- **TASK**
State the number of lines that hold the string "name", with nothing added.

[Source records]
══════

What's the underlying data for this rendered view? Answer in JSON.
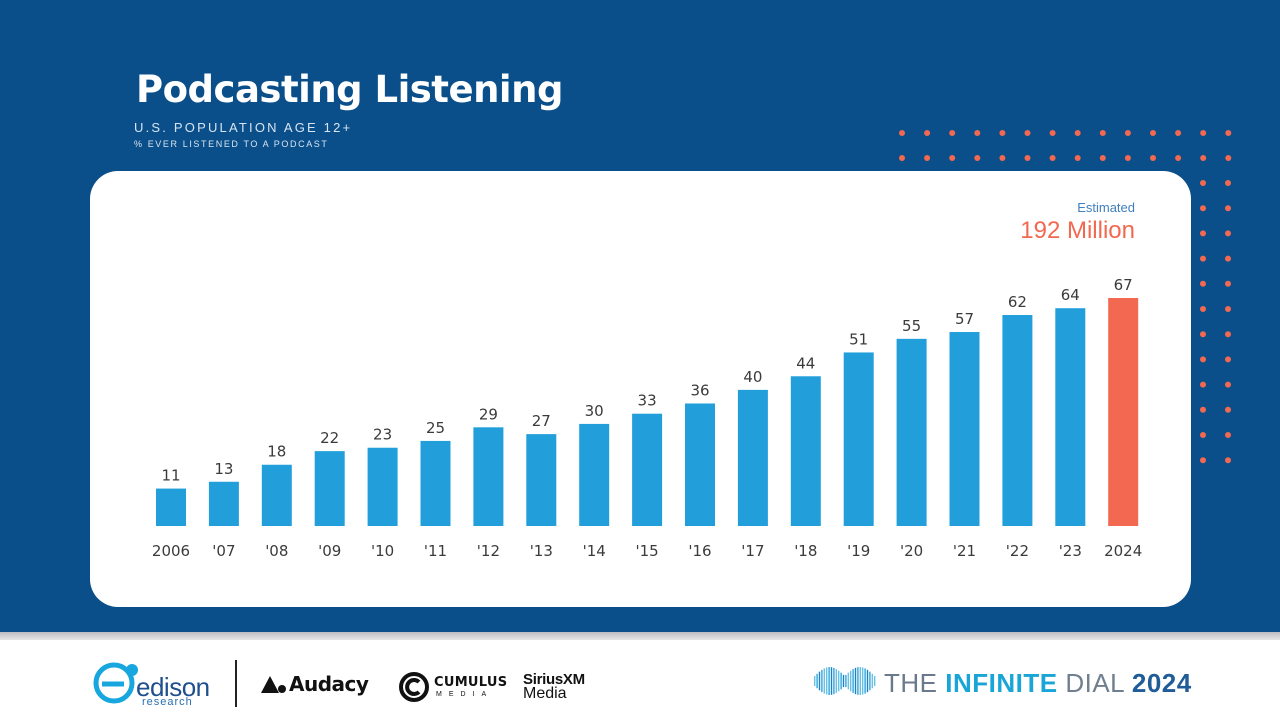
{
  "header": {
    "title": "Podcasting Listening",
    "subtitle": "U.S. POPULATION AGE 12+",
    "subtitle2": "% EVER LISTENED TO A PODCAST"
  },
  "callout": {
    "label": "Estimated",
    "value": "192 Million"
  },
  "chart_data": {
    "type": "bar",
    "title": "Podcasting Listening",
    "categories": [
      "2006",
      "'07",
      "'08",
      "'09",
      "'10",
      "'11",
      "'12",
      "'13",
      "'14",
      "'15",
      "'16",
      "'17",
      "'18",
      "'19",
      "'20",
      "'21",
      "'22",
      "'23",
      "2024"
    ],
    "values": [
      11,
      13,
      18,
      22,
      23,
      25,
      29,
      27,
      30,
      33,
      36,
      40,
      44,
      51,
      55,
      57,
      62,
      64,
      67
    ],
    "highlight_index": 18,
    "colors": {
      "bar": "#229fdb",
      "highlight": "#f26850",
      "label": "#3b3b3b"
    },
    "ylim": [
      0,
      67
    ],
    "grid": false,
    "xlabel": "",
    "ylabel": ""
  },
  "footer": {
    "edison": {
      "name": "edison",
      "sub": "research"
    },
    "audacy": {
      "name": "Audacy"
    },
    "cumulus": {
      "name": "CUMULUS",
      "sub": "MEDIA"
    },
    "sirius": {
      "name": "SiriusXM",
      "sub": "Media"
    },
    "dial": {
      "prefix": "THE",
      "strong": "INFINITE",
      "light": "DIAL",
      "year": "2024"
    }
  },
  "colors": {
    "background": "#0b4f8a",
    "card": "#ffffff",
    "accent": "#f26850",
    "bar": "#229fdb"
  }
}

══════

- **RESPONSE TO THIS TASK**
4